** START Recorded data **

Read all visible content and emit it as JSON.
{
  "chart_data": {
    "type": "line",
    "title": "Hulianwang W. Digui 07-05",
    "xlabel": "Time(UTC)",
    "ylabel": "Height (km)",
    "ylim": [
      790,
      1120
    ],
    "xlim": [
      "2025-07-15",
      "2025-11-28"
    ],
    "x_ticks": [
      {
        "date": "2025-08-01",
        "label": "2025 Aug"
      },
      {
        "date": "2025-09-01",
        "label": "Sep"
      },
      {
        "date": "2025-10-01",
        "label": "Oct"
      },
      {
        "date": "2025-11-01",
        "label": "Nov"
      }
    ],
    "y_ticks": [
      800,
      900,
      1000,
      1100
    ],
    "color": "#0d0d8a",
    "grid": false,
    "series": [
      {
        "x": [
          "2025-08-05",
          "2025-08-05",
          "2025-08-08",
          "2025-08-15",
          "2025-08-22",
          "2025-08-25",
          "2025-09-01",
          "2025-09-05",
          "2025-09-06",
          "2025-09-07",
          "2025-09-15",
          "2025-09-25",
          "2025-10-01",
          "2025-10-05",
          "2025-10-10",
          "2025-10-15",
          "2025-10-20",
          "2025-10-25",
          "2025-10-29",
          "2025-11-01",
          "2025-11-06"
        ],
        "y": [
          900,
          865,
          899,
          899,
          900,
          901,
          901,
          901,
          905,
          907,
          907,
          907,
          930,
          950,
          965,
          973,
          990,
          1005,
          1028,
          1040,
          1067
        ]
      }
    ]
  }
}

** END Recorded data **

Objective - Return each line where "date" shows up.

Answer below -
        "date": "2025-08-01",
        "date": "2025-09-01",
        "date": "2025-10-01",
        "date": "2025-11-01",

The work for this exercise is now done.